··· Supplied material

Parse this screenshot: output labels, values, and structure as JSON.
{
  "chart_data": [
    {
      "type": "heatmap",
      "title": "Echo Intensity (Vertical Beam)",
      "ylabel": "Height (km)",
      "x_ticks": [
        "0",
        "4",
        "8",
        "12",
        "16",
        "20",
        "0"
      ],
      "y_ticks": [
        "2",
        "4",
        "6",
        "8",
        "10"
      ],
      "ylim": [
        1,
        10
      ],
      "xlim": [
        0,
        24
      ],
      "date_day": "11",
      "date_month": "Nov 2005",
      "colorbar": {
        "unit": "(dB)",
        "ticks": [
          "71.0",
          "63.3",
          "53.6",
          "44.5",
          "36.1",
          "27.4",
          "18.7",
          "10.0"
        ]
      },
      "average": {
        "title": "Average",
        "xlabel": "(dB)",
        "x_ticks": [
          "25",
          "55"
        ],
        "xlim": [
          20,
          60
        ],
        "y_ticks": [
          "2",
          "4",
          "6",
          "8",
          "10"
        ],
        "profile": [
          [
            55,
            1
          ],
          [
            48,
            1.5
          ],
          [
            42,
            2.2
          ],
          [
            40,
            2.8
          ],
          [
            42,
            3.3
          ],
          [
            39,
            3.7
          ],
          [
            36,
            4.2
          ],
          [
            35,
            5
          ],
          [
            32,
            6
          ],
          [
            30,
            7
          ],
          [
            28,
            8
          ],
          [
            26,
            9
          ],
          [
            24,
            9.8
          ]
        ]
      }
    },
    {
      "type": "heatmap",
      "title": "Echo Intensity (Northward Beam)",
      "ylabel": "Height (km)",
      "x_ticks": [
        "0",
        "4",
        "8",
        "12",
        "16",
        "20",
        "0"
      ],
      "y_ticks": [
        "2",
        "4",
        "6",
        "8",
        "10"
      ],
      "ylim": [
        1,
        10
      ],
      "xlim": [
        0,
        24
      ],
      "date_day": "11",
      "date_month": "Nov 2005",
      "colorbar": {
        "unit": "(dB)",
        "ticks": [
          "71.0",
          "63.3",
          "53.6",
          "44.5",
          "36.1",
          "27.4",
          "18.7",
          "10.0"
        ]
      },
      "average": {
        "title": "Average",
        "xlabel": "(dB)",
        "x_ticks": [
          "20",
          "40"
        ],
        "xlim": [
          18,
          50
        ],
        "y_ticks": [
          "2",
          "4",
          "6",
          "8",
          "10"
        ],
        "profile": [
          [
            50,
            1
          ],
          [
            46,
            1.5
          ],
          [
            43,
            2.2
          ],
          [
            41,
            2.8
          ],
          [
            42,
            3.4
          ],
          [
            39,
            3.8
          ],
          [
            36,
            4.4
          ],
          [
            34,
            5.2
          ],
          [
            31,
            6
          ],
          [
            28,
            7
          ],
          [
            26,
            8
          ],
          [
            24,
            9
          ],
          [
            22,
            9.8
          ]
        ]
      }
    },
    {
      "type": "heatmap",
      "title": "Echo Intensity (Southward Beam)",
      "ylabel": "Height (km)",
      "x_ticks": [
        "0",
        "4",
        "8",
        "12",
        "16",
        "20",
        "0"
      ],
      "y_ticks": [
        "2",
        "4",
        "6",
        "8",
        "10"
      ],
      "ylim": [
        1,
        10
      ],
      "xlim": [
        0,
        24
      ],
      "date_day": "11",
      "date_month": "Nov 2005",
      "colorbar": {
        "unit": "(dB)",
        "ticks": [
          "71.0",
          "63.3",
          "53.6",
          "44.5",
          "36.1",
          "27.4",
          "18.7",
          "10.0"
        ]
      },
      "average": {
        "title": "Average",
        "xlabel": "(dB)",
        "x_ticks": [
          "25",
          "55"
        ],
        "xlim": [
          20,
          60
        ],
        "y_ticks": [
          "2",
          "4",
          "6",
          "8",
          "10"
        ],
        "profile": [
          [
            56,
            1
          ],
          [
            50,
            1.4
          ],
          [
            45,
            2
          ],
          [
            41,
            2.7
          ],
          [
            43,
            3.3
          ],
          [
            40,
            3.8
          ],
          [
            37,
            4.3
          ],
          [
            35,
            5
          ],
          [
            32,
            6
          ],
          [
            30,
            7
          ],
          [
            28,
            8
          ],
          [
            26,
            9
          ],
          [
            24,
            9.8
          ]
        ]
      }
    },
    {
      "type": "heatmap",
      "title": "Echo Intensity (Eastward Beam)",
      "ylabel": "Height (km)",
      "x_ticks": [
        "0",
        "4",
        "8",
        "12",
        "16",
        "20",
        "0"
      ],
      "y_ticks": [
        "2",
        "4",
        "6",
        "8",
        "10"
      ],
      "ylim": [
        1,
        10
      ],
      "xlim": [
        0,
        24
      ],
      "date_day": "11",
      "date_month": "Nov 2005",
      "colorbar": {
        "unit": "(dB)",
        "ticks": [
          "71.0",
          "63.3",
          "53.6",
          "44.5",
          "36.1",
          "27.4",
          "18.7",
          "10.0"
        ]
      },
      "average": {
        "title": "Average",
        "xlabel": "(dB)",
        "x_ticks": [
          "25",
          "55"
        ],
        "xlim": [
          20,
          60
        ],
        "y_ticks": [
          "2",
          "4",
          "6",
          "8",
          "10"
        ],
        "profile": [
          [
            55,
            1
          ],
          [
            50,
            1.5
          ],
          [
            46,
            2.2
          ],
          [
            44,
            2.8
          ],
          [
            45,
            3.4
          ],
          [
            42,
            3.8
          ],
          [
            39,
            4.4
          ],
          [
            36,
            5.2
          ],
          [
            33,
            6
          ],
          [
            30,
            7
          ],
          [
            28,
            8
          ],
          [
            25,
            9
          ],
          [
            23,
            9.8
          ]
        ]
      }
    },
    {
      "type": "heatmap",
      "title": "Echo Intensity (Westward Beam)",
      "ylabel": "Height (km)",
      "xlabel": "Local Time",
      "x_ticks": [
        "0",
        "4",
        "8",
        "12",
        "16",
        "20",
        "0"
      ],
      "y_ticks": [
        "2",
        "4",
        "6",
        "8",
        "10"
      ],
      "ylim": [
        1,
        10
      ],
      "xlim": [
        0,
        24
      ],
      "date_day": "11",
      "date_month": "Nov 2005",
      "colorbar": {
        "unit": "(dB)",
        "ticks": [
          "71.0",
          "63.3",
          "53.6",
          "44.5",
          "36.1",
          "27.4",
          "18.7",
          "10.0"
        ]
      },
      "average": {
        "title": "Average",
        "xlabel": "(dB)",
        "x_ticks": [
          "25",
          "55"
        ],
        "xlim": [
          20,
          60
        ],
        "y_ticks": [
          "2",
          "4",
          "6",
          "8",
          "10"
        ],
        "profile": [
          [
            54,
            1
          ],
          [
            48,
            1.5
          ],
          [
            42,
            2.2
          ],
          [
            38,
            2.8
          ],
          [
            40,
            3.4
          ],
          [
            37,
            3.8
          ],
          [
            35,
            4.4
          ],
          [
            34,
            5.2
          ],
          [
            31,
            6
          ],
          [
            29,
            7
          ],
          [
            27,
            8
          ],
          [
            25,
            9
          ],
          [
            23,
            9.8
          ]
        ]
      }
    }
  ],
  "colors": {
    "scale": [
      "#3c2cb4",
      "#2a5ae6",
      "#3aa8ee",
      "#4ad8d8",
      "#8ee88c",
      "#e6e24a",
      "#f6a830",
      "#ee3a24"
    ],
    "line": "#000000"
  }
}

······

* **Set task**:
Work out how many lines in the records above contain the word "Intensity", and reply with that number alone.

* **Correct output**:
5